**Brief 1:** Using the welcome speech below, explain why the speaker says the audience must realize the magnitude of the problem before them. Answer in one to three sentences.
**Brief 2:** Carry on the welcome speech below, picking up after its final sentence.

--- Begin Article ---

On behalf of the US Department of Art & Technology, I extend to you a most hearty welcome.
We have invited an able delegation of Artist-Ambassadors to represent their nations to the newly formed Global Virtualization Council. I am grateful for the participation of its Secretary-General, Luc Courschesne, and his distinguished colleagues, Petra Vargova of the Czech Republic, Mari Laanmets of Estonia, Laurent Vicente of France, Philip Ryder of Great Britain, Péter Frucht of Germany, Masaki Fujihata of Japan, Chris Bowman of Scotland, and Jonah Brucker-Cohen of the United States.
Thank you for your confidence. Thank you for your support. Thank you for your indulgence!
In the name of the great media visionary – one who surely is with us tonight in spirit – I earnestly appeal to each and every one of you to rise above personal interests, and adhere to this call-to-action, which catalyzes all artists.
Marshall McLuhan spent his life trying to perpetuate these high ideals. This Festival owes its existence, in large part, to the vision and foresight and determination of McLuhan when he proclaimed, "To prevent undue wreckage in society, the artist tends now to move from the ivory to the control tower of society.
"The artists of this Festival are to be the architects of a better world. In your hands rests our future. By your labors at this Festival, we shall know if media artists are to achieve a new global info-sphere that enables us to experience the complexity of the vast interconnectedness of space and time.
Let us labor to achieve a co-existence of satellite, Internet and terrestrial broadcasting channels, which is really worthy of your great effort. We must make certain, by your work here, that the “empty babble of the net dialogues,” will not suffocate our every effort to dedicate ourselves to this cause in an increasingly immaterialized world.
We, who have lived through the corporatization of mass media, the homogenization of its contents, and the tragedy of September 11th, must realize the magnitude of the problem before us. We do not need far-sighted vision to understand the trend in recent history. Its significance is all too clear.

--- End Article ---
--- Begin Given information ---

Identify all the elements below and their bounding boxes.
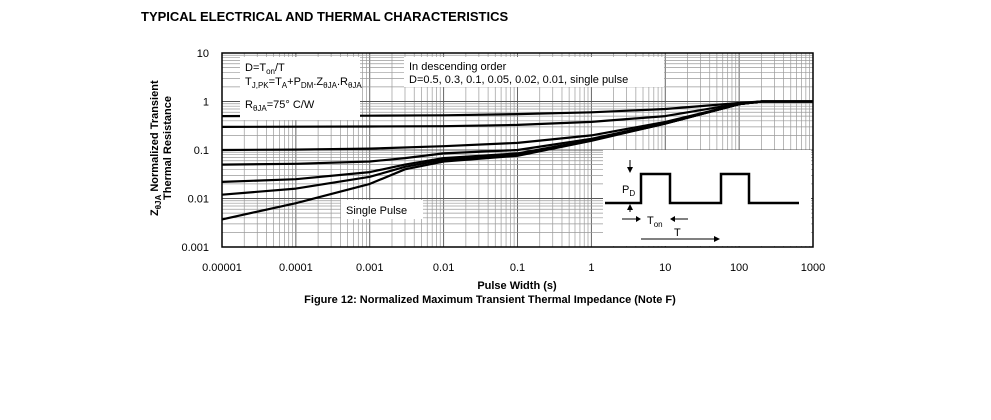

--- End Given information ---

**Task response 1:** The speaker says the audience must realize the magnitude of the problem because they have lived through the corporatization of mass media, the homogenization of its contents, and the tragedy of September 11th.

**Task response 2:**
With ever-increasing brutality and destruction, the media giants, if unchecked, would ultimately drive your field of perception into the information “superhypeway.” We still have a choice between the alternatives: the continuation of unbridled corporate greed – or, the establishment of an international movement of media artists bent on mobilizing and coordinating the powerful forces of virtualization to resurrect the utopian and visionary aspirations of the avant-garde.
It is not the purpose of this Council to draft a Charter in the old sense of that term. It is not our assignment to settle specific questions of ideology, boundaries, or national polemics.
This Council will devote its energies and its labors exclusively to the single problem of reaffirming our faith in the suspension of disbelief, in the process of virtualization, in the intent of all artists, men and women, from all nations large and small. Our Artist-Ambassadors will sign and ratify this fundamental Charter – to be referred to as the Berlin Virtualization Charter.
Our sole objective, at this decisive gathering, is to save succeeding generations of artists from the scourge of anachronistic tendencies, which many times in our recent past has brought untold sorrow to the avant-garde. We must provide the machinery that will facilitate the artist’s need to extend aesthetic inquiry into the outer world where ideas become real action. To make this not only possible, but certain.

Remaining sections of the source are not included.